**Input material**
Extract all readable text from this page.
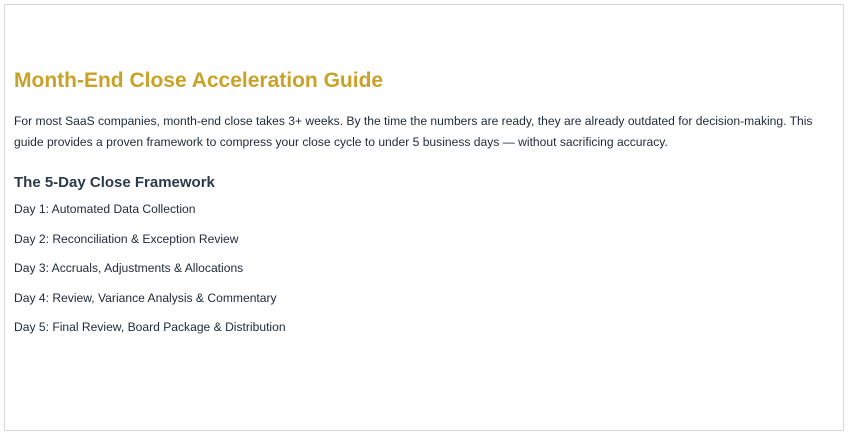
Month-End Close Acceleration Guide

For most SaaS companies, month-end close takes 3+ weeks. By the time the numbers are ready, they are already outdated for decision-making. This guide provides a proven framework to compress your close cycle to under 5 business days — without sacrificing accuracy.

The 5-Day Close Framework
Day 1: Automated Data Collection
Day 2: Reconciliation & Exception Review
Day 3: Accruals, Adjustments & Allocations
Day 4: Review, Variance Analysis & Commentary
Day 5: Final Review, Board Package & Distribution
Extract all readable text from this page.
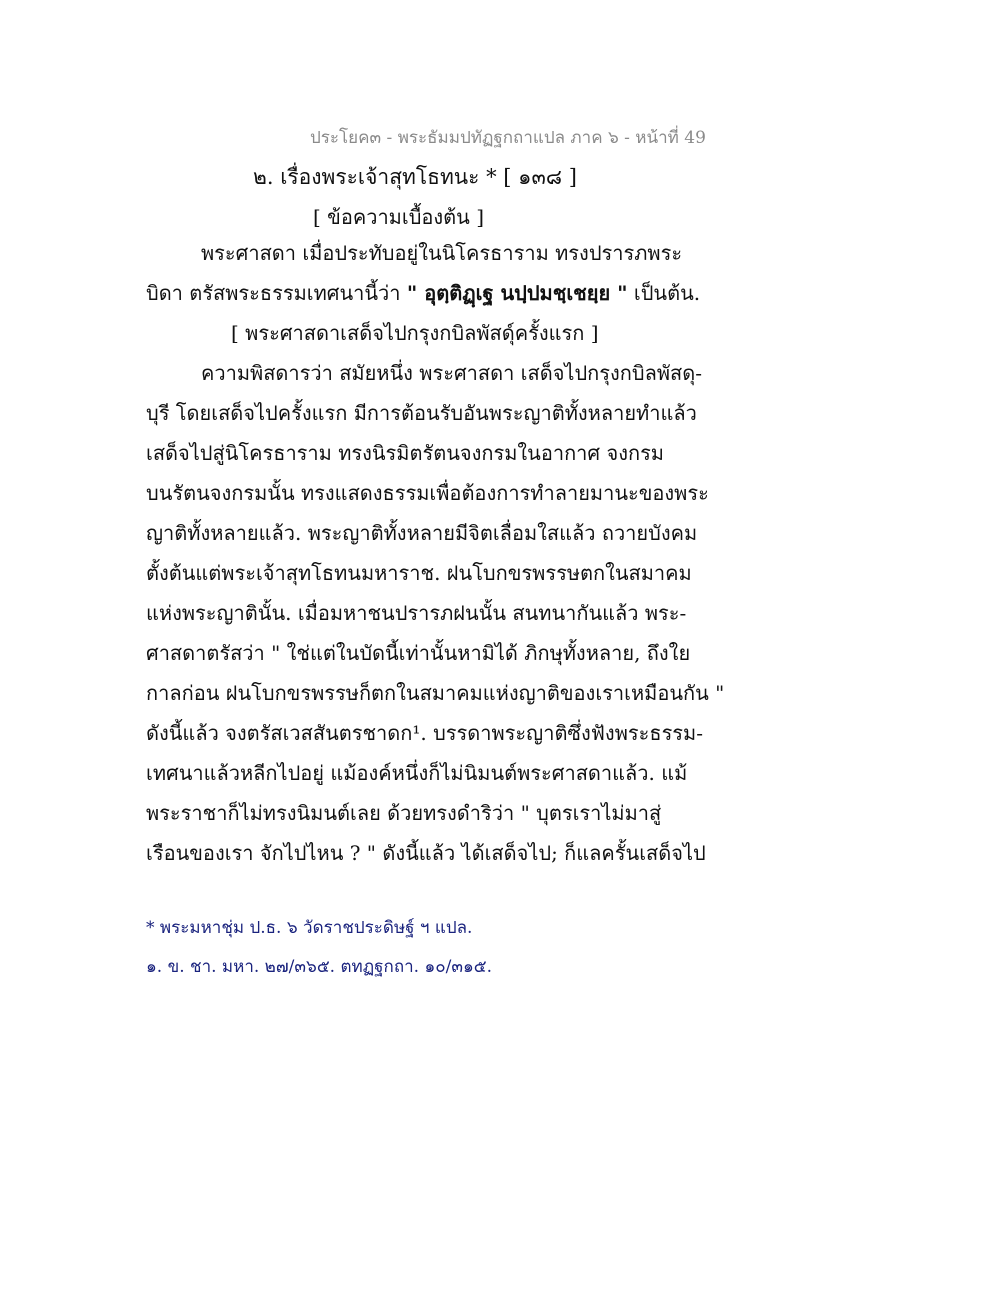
ประโยค๓ - พระธัมมปทัฏฐกถาแปล ภาค ๖ - หน้าที่ 49
๒. เรื่องพระเจ้าสุทโธทนะ * [ ๑๓๘ ]
[ ข้อความเบื้องต้น ]
พระศาสดา เมื่อประทับอยู่ในนิโครธาราม ทรงปรารภพระ
บิดา ตรัสพระธรรมเทศนานี้ว่า " อุตฺติฏฺเฐ นปฺปมชฺเชยฺย " เป็นต้น.
[ พระศาสดาเสด็จไปกรุงกบิลพัสดุ์ครั้งแรก ]
ความพิสดารว่า สมัยหนึ่ง พระศาสดา เสด็จไปกรุงกบิลพัสดุ-
บุรี โดยเสด็จไปครั้งแรก มีการต้อนรับอันพระญาติทั้งหลายทำแล้ว
เสด็จไปสู่นิโครธาราม ทรงนิรมิตรัตนจงกรมในอากาศ จงกรม
บนรัตนจงกรมนั้น ทรงแสดงธรรมเพื่อต้องการทำลายมานะของพระ
ญาติทั้งหลายแล้ว. พระญาติทั้งหลายมีจิตเลื่อมใสแล้ว ถวายบังคม
ตั้งต้นแต่พระเจ้าสุทโธทนมหาราช. ฝนโบกขรพรรษตกในสมาคม
แห่งพระญาตินั้น. เมื่อมหาชนปรารภฝนนั้น สนทนากันแล้ว พระ-
ศาสดาตรัสว่า " ใช่แต่ในบัดนี้เท่านั้นหามิได้ ภิกษุทั้งหลาย, ถึงใย
กาลก่อน ฝนโบกขรพรรษก็ตกในสมาคมแห่งญาติของเราเหมือนกัน "
ดังนี้แล้ว จงตรัสเวสสันตรชาดก¹. บรรดาพระญาติซึ่งฟังพระธรรม-
เทศนาแล้วหลีกไปอยู่ แม้องค์หนึ่งก็ไม่นิมนต์พระศาสดาแล้ว. แม้
พระราชาก็ไม่ทรงนิมนต์เลย ด้วยทรงดำริว่า " บุตรเราไม่มาสู่
เรือนของเรา จักไปไหน ? " ดังนี้แล้ว ได้เสด็จไป; ก็แลครั้นเสด็จไป
* พระมหาชุ่ม ป.ธ. ๖ วัดราชประดิษฐ์ ฯ แปล.
๑. ข. ชา. มหา. ๒๗/๓๖๕. ตทฏฐกถา. ๑๐/๓๑๕.
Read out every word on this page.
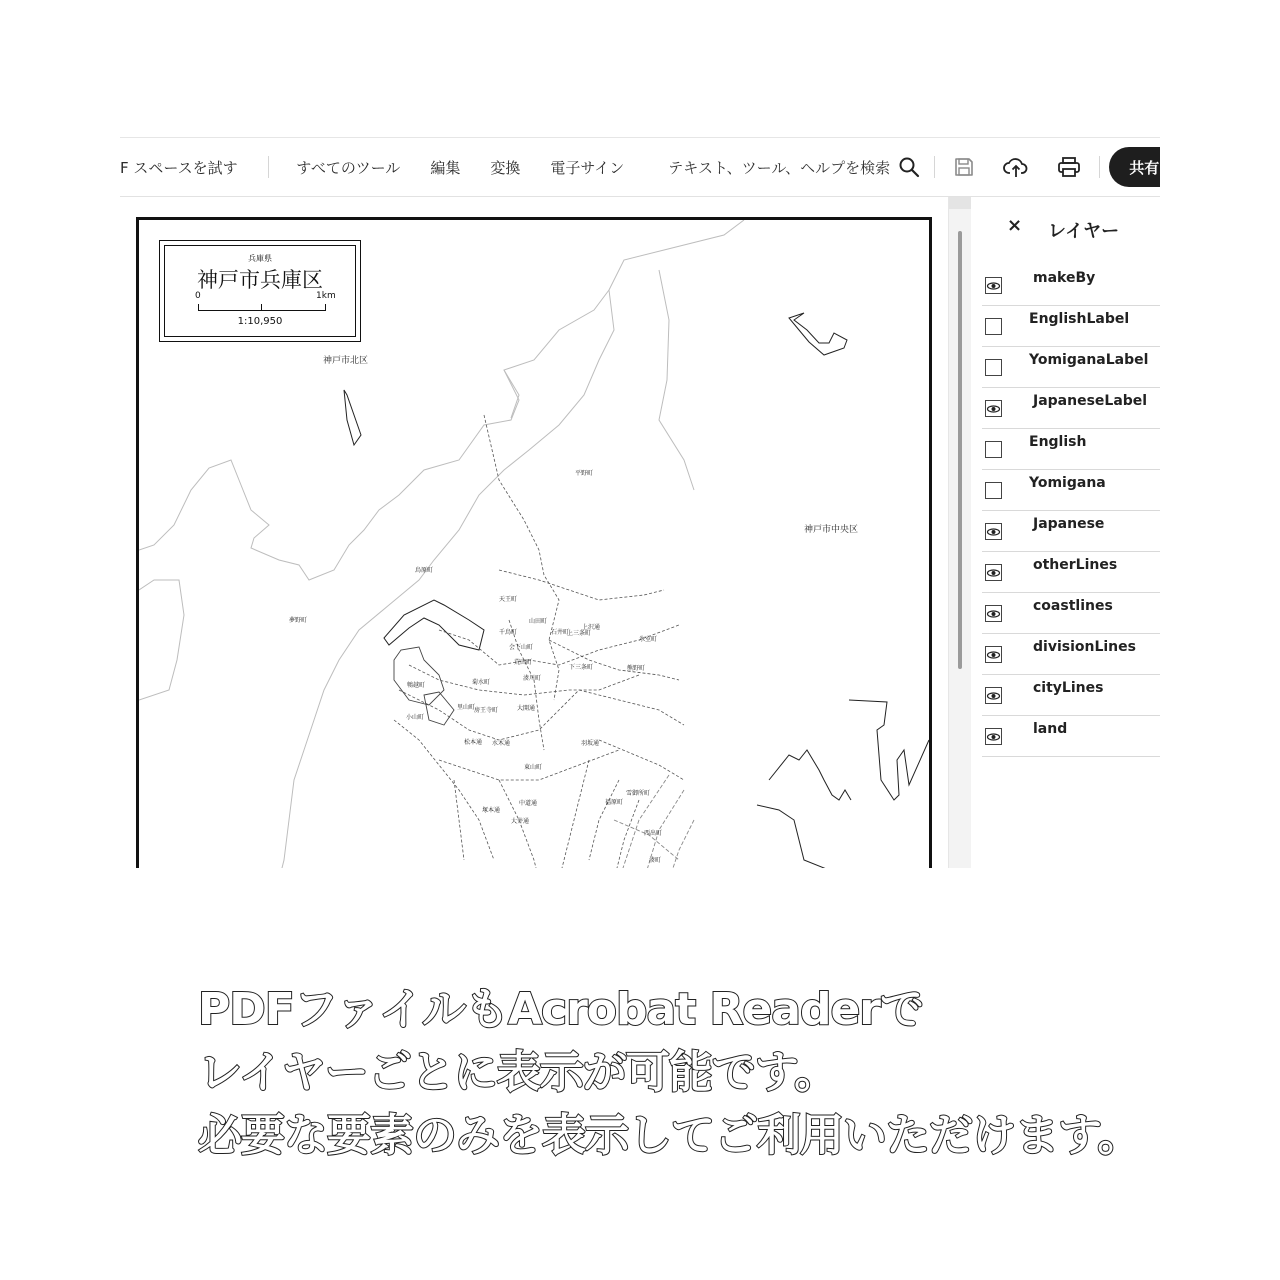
F スペースを試す	すべてのツール 編集 変換 電子サイン	テキスト、ツール、ヘルプを検索	共有
兵庫県
神戸市兵庫区
0	1km
1:10,950
神戸市北区
神戸市中央区
平野町
烏原町
夢野町
天王町
千鳥町
会下山町
山田町
上三条町
石井町
荒田町
菊水町
上沢通
湊川町
大開通
水木通
松本通
東山町
羽坂通
中道通
房王寺町
鵯越町
小山町
里山町
塚本通
大井通
下三条町	熊野町
氷室町
雪御所町
湊町
福原町
西出町
× レイヤー
makeBy
EnglishLabel
YomiganaLabel
JapaneseLabel
English
Yomigana
Japanese
otherLines
coastlines
divisionLines
cityLines
land
PDFファイルもAcrobat Readerで
レイヤーごとに表示が可能です。
必要な要素のみを表示してご利用いただけます。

**Exercise description**
Each entry shown above must be quoted exactly, with its pictures left out.

**Response to this exercise**
Extract all readable text from this page.
Month-End Close Acceleration Guide

For most SaaS companies, month-end close takes 3+ weeks. By the time the numbers are ready, they are already outdated for decision-making. This guide provides a proven framework to compress your close cycle to under 5 business days — without sacrificing accuracy.

The 5-Day Close Framework
Day 1: Automated Data Collection
Day 2: Reconciliation & Exception Review
Day 3: Accruals, Adjustments & Allocations
Day 4: Review, Variance Analysis & Commentary
Day 5: Final Review, Board Package & Distribution
Extract all readable text from this page.
ประโยค๓ - พระธัมมปทัฏฐกถาแปล ภาค ๖ - หน้าที่ 49
๒. เรื่องพระเจ้าสุทโธทนะ * [ ๑๓๘ ]
[ ข้อความเบื้องต้น ]
พระศาสดา เมื่อประทับอยู่ในนิโครธาราม ทรงปรารภพระ
บิดา ตรัสพระธรรมเทศนานี้ว่า " อุตฺติฏฺเฐ นปฺปมชฺเชยฺย " เป็นต้น.
[ พระศาสดาเสด็จไปกรุงกบิลพัสดุ์ครั้งแรก ]
ความพิสดารว่า สมัยหนึ่ง พระศาสดา เสด็จไปกรุงกบิลพัสดุ-
บุรี โดยเสด็จไปครั้งแรก มีการต้อนรับอันพระญาติทั้งหลายทำแล้ว
เสด็จไปสู่นิโครธาราม ทรงนิรมิตรัตนจงกรมในอากาศ จงกรม
บนรัตนจงกรมนั้น ทรงแสดงธรรมเพื่อต้องการทำลายมานะของพระ
ญาติทั้งหลายแล้ว. พระญาติทั้งหลายมีจิตเลื่อมใสแล้ว ถวายบังคม
ตั้งต้นแต่พระเจ้าสุทโธทนมหาราช. ฝนโบกขรพรรษตกในสมาคม
แห่งพระญาตินั้น. เมื่อมหาชนปรารภฝนนั้น สนทนากันแล้ว พระ-
ศาสดาตรัสว่า " ใช่แต่ในบัดนี้เท่านั้นหามิได้ ภิกษุทั้งหลาย, ถึงใย
กาลก่อน ฝนโบกขรพรรษก็ตกในสมาคมแห่งญาติของเราเหมือนกัน "
ดังนี้แล้ว จงตรัสเวสสันตรชาดก¹. บรรดาพระญาติซึ่งฟังพระธรรม-
เทศนาแล้วหลีกไปอยู่ แม้องค์หนึ่งก็ไม่นิมนต์พระศาสดาแล้ว. แม้
พระราชาก็ไม่ทรงนิมนต์เลย ด้วยทรงดำริว่า " บุตรเราไม่มาสู่
เรือนของเรา จักไปไหน ? " ดังนี้แล้ว ได้เสด็จไป; ก็แลครั้นเสด็จไป
* พระมหาชุ่ม ป.ธ. ๖ วัดราชประดิษฐ์ ฯ แปล.
๑. ข. ชา. มหา. ๒๗/๓๖๕. ตทฏฐกถา. ๑๐/๓๑๕.
Read out every word on this page.
F スペースを試す	すべてのツール 編集 変換 電子サイン	テキスト、ツール、ヘルプを検索	共有
兵庫県
神戸市兵庫区
0	1km
1:10,950
神戸市北区
神戸市中央区
平野町
烏原町
夢野町
天王町
千鳥町
会下山町
山田町
上三条町
石井町
荒田町
菊水町
上沢通
湊川町
大開通
水木通
松本通
東山町
羽坂通
中道通
房王寺町
鵯越町
小山町
里山町
塚本通
大井通
下三条町	熊野町
氷室町
雪御所町
湊町
福原町
西出町
× レイヤー
makeBy
EnglishLabel
YomiganaLabel
JapaneseLabel
English
Yomigana
Japanese
otherLines
coastlines
divisionLines
cityLines
land
PDFファイルもAcrobat Readerで
レイヤーごとに表示が可能です。
必要な要素のみを表示してご利用いただけます。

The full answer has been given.